**TASK INSTRUCTIONS**
How many lines hold the string "index"? Reply with the number alone.
>>>>
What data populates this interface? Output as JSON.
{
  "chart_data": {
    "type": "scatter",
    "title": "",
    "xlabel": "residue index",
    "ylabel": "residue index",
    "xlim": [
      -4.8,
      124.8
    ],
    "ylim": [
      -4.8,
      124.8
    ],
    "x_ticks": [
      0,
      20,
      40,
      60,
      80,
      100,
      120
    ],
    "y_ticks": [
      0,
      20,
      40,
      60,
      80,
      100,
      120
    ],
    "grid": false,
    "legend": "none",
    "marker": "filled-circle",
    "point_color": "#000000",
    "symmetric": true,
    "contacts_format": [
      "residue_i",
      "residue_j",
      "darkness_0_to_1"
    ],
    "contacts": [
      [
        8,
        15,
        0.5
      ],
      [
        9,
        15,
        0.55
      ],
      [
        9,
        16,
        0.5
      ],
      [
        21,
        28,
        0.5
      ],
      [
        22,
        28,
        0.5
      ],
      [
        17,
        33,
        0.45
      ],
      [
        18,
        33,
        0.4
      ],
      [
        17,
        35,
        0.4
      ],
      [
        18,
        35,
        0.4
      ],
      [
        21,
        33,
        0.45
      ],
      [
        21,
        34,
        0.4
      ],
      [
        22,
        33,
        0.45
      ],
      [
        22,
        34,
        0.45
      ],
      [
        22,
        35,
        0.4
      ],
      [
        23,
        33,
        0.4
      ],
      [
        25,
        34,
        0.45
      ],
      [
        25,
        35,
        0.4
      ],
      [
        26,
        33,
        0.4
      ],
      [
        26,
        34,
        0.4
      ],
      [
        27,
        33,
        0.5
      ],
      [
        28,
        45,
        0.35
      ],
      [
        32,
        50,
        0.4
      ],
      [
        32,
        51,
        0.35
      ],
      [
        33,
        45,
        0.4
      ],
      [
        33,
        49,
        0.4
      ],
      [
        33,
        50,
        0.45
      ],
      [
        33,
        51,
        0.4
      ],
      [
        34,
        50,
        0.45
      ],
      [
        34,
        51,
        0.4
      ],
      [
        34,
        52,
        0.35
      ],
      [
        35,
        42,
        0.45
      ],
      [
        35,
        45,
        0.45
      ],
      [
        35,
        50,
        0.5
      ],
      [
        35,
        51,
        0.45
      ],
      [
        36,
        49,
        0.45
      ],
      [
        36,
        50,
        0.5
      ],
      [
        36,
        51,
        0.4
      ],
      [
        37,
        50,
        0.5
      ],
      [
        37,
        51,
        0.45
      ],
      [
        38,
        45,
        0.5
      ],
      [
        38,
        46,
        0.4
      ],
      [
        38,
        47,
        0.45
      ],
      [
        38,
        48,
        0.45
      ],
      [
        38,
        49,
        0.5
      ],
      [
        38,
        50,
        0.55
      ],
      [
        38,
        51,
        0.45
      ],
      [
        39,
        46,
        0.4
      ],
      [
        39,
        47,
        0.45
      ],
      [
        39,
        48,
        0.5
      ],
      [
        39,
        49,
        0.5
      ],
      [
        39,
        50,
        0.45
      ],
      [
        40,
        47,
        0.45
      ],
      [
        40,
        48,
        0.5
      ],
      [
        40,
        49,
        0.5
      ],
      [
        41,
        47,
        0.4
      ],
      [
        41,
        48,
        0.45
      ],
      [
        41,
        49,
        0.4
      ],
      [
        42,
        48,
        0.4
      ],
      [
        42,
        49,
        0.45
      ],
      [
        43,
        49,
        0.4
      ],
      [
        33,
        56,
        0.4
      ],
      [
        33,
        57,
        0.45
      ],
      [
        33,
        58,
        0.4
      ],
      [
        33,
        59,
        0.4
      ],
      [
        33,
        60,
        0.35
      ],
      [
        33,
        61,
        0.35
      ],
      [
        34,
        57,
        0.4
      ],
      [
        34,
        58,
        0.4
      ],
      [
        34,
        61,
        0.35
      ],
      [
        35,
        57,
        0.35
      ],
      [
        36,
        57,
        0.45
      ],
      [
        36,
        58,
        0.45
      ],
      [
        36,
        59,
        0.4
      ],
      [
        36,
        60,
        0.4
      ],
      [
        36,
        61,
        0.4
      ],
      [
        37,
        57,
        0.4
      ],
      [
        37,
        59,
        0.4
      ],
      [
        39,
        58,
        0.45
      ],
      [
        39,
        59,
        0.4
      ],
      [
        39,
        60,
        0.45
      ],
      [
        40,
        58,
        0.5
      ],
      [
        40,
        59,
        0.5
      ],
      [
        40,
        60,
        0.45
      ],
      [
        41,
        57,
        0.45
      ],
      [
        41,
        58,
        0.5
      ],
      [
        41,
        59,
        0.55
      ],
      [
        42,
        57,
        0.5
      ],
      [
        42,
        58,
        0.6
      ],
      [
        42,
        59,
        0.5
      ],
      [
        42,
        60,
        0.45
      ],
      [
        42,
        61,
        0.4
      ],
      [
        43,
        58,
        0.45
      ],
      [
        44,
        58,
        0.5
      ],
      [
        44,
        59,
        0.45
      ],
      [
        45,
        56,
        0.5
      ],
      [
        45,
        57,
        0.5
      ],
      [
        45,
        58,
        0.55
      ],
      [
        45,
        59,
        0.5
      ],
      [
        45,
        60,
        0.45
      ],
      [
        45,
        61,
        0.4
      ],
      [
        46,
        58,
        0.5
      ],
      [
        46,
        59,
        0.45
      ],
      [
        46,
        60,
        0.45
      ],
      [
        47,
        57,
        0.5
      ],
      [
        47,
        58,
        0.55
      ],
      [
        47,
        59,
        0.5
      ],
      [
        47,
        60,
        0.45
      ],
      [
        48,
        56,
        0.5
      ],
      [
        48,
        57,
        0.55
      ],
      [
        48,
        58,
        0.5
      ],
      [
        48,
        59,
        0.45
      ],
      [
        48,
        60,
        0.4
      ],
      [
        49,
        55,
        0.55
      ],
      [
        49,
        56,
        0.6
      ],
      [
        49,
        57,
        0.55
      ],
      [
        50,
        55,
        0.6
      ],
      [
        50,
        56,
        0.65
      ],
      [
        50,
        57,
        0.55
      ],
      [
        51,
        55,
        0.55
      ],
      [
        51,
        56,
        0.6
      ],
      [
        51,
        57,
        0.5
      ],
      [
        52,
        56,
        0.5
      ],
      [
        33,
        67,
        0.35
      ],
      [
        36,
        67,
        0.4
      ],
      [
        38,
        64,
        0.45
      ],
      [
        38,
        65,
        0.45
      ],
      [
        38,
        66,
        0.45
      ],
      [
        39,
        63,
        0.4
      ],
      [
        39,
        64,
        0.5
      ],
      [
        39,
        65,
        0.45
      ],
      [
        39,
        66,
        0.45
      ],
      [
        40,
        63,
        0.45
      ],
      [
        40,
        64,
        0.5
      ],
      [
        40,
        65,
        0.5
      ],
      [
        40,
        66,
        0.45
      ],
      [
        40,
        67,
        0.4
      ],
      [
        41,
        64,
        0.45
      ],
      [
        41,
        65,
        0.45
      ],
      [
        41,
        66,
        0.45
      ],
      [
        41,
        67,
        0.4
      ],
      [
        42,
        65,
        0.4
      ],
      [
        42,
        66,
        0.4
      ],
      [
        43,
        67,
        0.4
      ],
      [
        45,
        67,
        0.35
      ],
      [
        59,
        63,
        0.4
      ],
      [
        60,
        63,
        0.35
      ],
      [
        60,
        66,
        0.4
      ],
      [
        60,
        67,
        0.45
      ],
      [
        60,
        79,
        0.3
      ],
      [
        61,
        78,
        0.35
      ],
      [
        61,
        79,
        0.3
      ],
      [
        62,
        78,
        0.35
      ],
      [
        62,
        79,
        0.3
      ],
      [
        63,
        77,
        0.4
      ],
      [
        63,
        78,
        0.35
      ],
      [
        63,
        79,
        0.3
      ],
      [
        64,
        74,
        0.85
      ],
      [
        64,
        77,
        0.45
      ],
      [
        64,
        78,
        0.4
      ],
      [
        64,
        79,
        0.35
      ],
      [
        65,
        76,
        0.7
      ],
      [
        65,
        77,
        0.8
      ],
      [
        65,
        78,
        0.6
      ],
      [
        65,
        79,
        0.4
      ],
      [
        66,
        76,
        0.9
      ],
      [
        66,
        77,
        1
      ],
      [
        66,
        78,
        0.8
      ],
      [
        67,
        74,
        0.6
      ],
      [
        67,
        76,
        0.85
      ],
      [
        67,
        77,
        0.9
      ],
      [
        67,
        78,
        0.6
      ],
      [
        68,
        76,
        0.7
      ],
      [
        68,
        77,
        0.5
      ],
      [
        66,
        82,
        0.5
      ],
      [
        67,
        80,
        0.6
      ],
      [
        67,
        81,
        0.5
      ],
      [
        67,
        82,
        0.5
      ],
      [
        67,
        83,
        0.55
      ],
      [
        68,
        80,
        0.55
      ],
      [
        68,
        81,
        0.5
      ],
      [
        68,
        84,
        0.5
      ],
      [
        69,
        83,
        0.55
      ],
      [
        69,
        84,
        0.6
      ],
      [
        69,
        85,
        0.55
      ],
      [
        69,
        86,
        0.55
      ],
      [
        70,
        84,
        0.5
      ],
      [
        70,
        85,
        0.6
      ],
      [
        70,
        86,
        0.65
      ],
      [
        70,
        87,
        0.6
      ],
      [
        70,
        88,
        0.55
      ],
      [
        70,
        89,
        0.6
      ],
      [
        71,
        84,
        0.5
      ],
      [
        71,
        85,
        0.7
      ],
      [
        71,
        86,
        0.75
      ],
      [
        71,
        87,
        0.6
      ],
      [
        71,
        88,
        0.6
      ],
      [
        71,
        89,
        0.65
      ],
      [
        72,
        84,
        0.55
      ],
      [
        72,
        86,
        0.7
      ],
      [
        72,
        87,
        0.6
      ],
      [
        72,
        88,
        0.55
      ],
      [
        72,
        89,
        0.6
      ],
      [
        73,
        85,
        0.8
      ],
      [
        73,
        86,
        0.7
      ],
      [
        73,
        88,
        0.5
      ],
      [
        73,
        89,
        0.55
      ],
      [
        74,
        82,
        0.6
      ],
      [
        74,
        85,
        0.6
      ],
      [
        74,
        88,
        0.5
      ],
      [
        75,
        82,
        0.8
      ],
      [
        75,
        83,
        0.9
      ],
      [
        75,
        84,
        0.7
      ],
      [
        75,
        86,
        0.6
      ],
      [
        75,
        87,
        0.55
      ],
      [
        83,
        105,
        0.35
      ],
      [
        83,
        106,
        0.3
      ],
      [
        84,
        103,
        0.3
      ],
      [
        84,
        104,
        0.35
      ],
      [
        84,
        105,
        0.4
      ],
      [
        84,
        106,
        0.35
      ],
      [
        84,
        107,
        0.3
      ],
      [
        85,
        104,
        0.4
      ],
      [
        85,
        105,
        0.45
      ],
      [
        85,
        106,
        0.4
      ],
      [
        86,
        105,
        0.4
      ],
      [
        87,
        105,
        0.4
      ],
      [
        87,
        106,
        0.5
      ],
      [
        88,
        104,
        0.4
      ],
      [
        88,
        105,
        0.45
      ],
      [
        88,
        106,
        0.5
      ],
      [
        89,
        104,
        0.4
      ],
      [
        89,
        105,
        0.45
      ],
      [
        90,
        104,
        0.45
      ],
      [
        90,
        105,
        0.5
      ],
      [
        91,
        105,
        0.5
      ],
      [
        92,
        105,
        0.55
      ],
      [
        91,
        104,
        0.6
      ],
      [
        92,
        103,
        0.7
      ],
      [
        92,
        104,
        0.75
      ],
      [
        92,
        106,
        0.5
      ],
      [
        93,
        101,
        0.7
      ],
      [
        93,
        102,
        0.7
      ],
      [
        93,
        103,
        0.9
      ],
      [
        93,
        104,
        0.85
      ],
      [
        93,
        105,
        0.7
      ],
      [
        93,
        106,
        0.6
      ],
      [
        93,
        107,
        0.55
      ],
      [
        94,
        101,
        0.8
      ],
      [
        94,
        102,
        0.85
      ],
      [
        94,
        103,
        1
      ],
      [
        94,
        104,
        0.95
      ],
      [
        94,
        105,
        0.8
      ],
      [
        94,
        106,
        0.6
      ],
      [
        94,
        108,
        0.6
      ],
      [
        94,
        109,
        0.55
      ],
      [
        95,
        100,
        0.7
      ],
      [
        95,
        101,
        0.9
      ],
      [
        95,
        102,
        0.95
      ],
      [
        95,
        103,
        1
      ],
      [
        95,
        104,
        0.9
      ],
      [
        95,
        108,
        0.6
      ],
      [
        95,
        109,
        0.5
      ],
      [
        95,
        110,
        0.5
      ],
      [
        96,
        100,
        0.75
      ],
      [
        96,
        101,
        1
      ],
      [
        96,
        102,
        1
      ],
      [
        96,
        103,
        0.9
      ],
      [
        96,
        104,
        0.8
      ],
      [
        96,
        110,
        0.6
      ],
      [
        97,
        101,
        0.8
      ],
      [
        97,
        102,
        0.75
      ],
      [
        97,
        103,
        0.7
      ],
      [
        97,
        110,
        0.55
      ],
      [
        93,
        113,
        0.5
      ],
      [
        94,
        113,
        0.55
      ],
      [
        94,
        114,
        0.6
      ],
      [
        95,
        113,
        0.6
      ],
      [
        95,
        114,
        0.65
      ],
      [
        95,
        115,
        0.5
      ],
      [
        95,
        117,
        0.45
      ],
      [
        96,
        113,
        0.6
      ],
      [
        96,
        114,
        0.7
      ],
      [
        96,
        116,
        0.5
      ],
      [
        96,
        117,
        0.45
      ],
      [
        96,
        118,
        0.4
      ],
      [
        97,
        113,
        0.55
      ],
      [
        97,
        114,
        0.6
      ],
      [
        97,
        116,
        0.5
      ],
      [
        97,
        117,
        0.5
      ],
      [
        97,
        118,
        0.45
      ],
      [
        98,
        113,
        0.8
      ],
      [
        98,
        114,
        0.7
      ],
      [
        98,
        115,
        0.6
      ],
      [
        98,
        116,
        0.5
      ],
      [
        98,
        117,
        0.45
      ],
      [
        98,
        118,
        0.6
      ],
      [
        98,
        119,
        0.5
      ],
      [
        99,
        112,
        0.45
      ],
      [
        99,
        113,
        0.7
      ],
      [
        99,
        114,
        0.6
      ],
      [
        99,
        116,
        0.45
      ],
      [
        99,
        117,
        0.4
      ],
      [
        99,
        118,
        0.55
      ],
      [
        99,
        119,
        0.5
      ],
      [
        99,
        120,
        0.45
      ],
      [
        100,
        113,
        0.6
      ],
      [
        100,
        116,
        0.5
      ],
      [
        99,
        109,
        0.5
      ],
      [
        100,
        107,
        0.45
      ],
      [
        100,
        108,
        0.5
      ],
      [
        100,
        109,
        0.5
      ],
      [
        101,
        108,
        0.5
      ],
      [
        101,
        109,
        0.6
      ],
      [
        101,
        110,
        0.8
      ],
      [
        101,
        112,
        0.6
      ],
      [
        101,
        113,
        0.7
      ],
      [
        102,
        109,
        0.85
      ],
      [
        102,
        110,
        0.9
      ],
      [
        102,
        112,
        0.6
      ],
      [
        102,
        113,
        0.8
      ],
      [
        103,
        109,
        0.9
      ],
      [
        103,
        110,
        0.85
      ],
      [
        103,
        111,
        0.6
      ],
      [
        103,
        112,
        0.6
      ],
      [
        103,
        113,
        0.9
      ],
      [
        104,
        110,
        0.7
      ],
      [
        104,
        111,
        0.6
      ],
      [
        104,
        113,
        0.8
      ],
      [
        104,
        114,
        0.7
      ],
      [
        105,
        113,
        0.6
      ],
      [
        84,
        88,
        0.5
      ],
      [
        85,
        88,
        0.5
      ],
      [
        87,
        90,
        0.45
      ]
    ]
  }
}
<<<<
**EXPECTED ANSWER**
2